WORK INSTRUCTIONS » The material below should be written out in full and exactly; pictures stay out of the copy.

____

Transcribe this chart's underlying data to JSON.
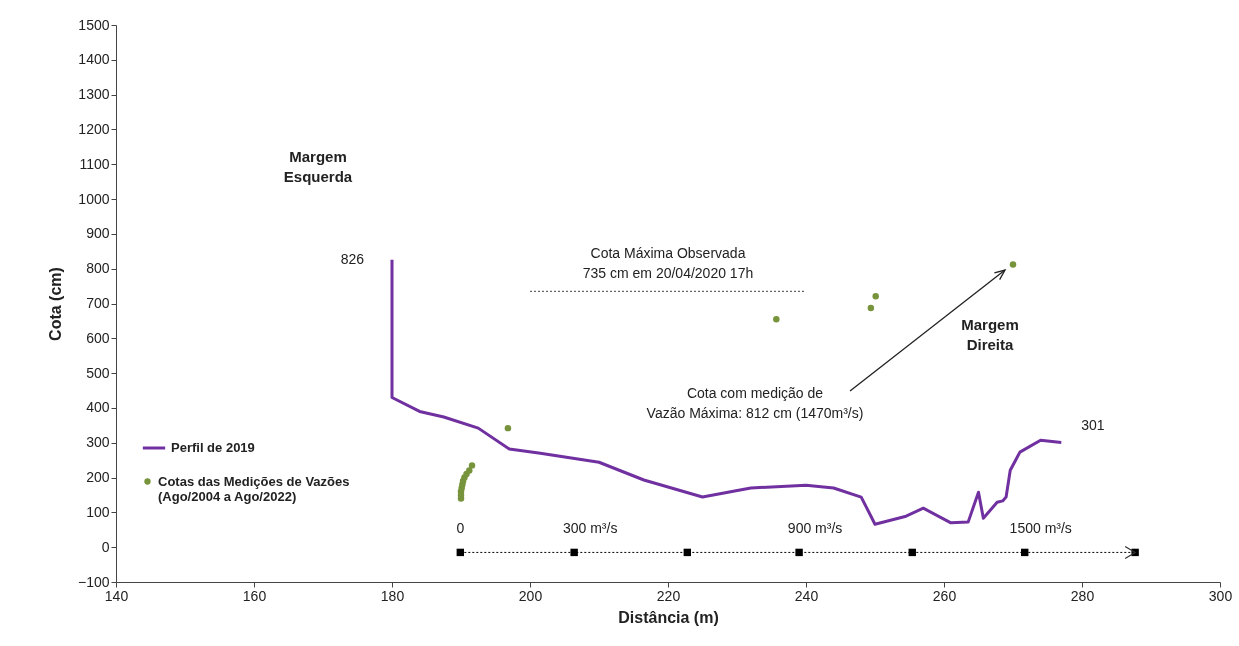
{
  "chart_data": {
    "type": "line",
    "xlabel": "Distância (m)",
    "ylabel": "Cota (cm)",
    "xlim": [
      140,
      300
    ],
    "xticks": [
      140,
      160,
      180,
      200,
      220,
      240,
      260,
      280,
      300
    ],
    "ylim": [
      -100,
      1500
    ],
    "yticks": [
      -100,
      0,
      100,
      200,
      300,
      400,
      500,
      600,
      700,
      800,
      900,
      1000,
      1100,
      1200,
      1300,
      1400,
      1500
    ],
    "grid": false,
    "legend": "bottom left",
    "series": [
      {
        "name": "Perfil de 2019",
        "color": "#7030a0",
        "marker": "none",
        "line_style": "solid",
        "x": [
          180,
          180,
          184,
          187.5,
          192.5,
          197,
          201.5,
          210,
          216.5,
          225,
          232,
          240,
          244,
          248,
          250,
          254.5,
          257,
          261,
          263.5,
          265,
          265.7,
          267.7,
          268.5,
          269,
          269.6,
          271,
          274,
          277
        ],
        "values": [
          826,
          430,
          390,
          374,
          342,
          282,
          270,
          244,
          193,
          144,
          170,
          178,
          170,
          144,
          66,
          89,
          112,
          70,
          72,
          158,
          83,
          129,
          133,
          144,
          221,
          273,
          307,
          301
        ]
      },
      {
        "name": "Cotas das Medições de Vazões\n(Ago/2004 a Ago/2022)",
        "type": "scatter",
        "color": "#77933c",
        "x": [
          190,
          190,
          190,
          190.1,
          190.2,
          190.3,
          190.5,
          190.8,
          191.2,
          191.6,
          196.8,
          235.7,
          249.4,
          250.1,
          270
        ],
        "values": [
          140,
          150,
          160,
          170,
          180,
          190,
          200,
          210,
          220,
          235,
          342,
          655,
          687,
          721,
          812
        ]
      },
      {
        "color": "#404040",
        "marker": "none",
        "line_style": "dotted",
        "x": [
          200,
          240
        ],
        "values": [
          735,
          735
        ]
      },
      {
        "color": "#000000",
        "marker": "square",
        "line_style": "dotted",
        "x": [
          189.9,
          206.4,
          222.8,
          239,
          255.4,
          271.7,
          287.7
        ],
        "values": [
          -15,
          -15,
          -15,
          -15,
          -15,
          -15,
          -15
        ]
      }
    ],
    "annotations": [
      "Margem\nEsquerda",
      "Margem\nDireita",
      {
        "text": "Cota Máxima Observada\n735 cm em 20/04/2020 17h",
        "x": 220,
        "y": 735
      },
      "Cota com medição de\nVazão Máxima: 812 cm (1470m³/s)",
      {
        "text": "826",
        "x": 180,
        "y": 826
      },
      {
        "text": "301",
        "x": 277,
        "y": 301
      },
      {
        "text": "0",
        "x": 189.9,
        "y": -15
      },
      {
        "text": "300 m³/s",
        "x": 206.4,
        "y": -15
      },
      {
        "text": "900 m³/s",
        "x": 239,
        "y": -15
      },
      {
        "text": "1500 m³/s",
        "x": 271.7,
        "y": -15
      }
    ]
  }
}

____

RESULT OF THIS EXERCISE »
Transcribe this chart's underlying data to JSON.
{
  "chart_data": {
    "type": "line",
    "xlabel": "Distância (m)",
    "ylabel": "Cota (cm)",
    "xlim": [
      140,
      300
    ],
    "xticks": [
      140,
      160,
      180,
      200,
      220,
      240,
      260,
      280,
      300
    ],
    "ylim": [
      -100,
      1500
    ],
    "yticks": [
      -100,
      0,
      100,
      200,
      300,
      400,
      500,
      600,
      700,
      800,
      900,
      1000,
      1100,
      1200,
      1300,
      1400,
      1500
    ],
    "grid": false,
    "legend": "bottom left",
    "series": [
      {
        "name": "Perfil de 2019",
        "color": "#7030a0",
        "marker": "none",
        "line_style": "solid",
        "x": [
          180,
          180,
          184,
          187.5,
          192.5,
          197,
          201.5,
          210,
          216.5,
          225,
          232,
          240,
          244,
          248,
          250,
          254.5,
          257,
          261,
          263.5,
          265,
          265.7,
          267.7,
          268.5,
          269,
          269.6,
          271,
          274,
          277
        ],
        "values": [
          826,
          430,
          390,
          374,
          342,
          282,
          270,
          244,
          193,
          144,
          170,
          178,
          170,
          144,
          66,
          89,
          112,
          70,
          72,
          158,
          83,
          129,
          133,
          144,
          221,
          273,
          307,
          301
        ]
      },
      {
        "name": "Cotas das Medições de Vazões\n(Ago/2004 a Ago/2022)",
        "type": "scatter",
        "color": "#77933c",
        "x": [
          190,
          190,
          190,
          190.1,
          190.2,
          190.3,
          190.5,
          190.8,
          191.2,
          191.6,
          196.8,
          235.7,
          249.4,
          250.1,
          270
        ],
        "values": [
          140,
          150,
          160,
          170,
          180,
          190,
          200,
          210,
          220,
          235,
          342,
          655,
          687,
          721,
          812
        ]
      },
      {
        "color": "#404040",
        "marker": "none",
        "line_style": "dotted",
        "x": [
          200,
          240
        ],
        "values": [
          735,
          735
        ]
      },
      {
        "color": "#000000",
        "marker": "square",
        "line_style": "dotted",
        "x": [
          189.9,
          206.4,
          222.8,
          239,
          255.4,
          271.7,
          287.7
        ],
        "values": [
          -15,
          -15,
          -15,
          -15,
          -15,
          -15,
          -15
        ]
      }
    ],
    "annotations": [
      "Margem\nEsquerda",
      "Margem\nDireita",
      {
        "text": "Cota Máxima Observada\n735 cm em 20/04/2020 17h",
        "x": 220,
        "y": 735
      },
      "Cota com medição de\nVazão Máxima: 812 cm (1470m³/s)",
      {
        "text": "826",
        "x": 180,
        "y": 826
      },
      {
        "text": "301",
        "x": 277,
        "y": 301
      },
      {
        "text": "0",
        "x": 189.9,
        "y": -15
      },
      {
        "text": "300 m³/s",
        "x": 206.4,
        "y": -15
      },
      {
        "text": "900 m³/s",
        "x": 239,
        "y": -15
      },
      {
        "text": "1500 m³/s",
        "x": 271.7,
        "y": -15
      }
    ]
  }
}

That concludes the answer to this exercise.